**DATASET EXCERPTS**
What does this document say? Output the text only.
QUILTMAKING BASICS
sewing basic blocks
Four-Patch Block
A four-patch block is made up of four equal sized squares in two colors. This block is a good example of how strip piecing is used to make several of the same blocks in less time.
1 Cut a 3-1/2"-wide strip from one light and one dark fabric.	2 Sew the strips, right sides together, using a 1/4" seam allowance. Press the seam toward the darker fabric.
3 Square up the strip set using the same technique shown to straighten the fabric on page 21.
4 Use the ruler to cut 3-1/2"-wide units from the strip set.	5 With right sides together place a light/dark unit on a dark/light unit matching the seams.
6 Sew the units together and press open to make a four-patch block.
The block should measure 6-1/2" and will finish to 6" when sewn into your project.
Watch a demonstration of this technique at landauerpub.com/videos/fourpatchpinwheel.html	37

**STATED EXERCISE**
Give the listing above again, word for word.

**SOLUTION**
What does this document say? Output the text only.
QUILTMAKING BASICS
sewing basic blocks
Four-Patch Block
A four-patch block is made up of four equal sized squares in two colors. This block is a good example of how strip piecing is used to make several of the same blocks in less time.
1 Cut a 3-1/2"-wide strip from one light and one dark fabric.	2 Sew the strips, right sides together, using a 1/4" seam allowance. Press the seam toward the darker fabric.
3 Square up the strip set using the same technique shown to straighten the fabric on page 21.
4 Use the ruler to cut 3-1/2"-wide units from the strip set.	5 With right sides together place a light/dark unit on a dark/light unit matching the seams.
6 Sew the units together and press open to make a four-patch block.
The block should measure 6-1/2" and will finish to 6" when sewn into your project.
Watch a demonstration of this technique at landauerpub.com/videos/fourpatchpinwheel.html	37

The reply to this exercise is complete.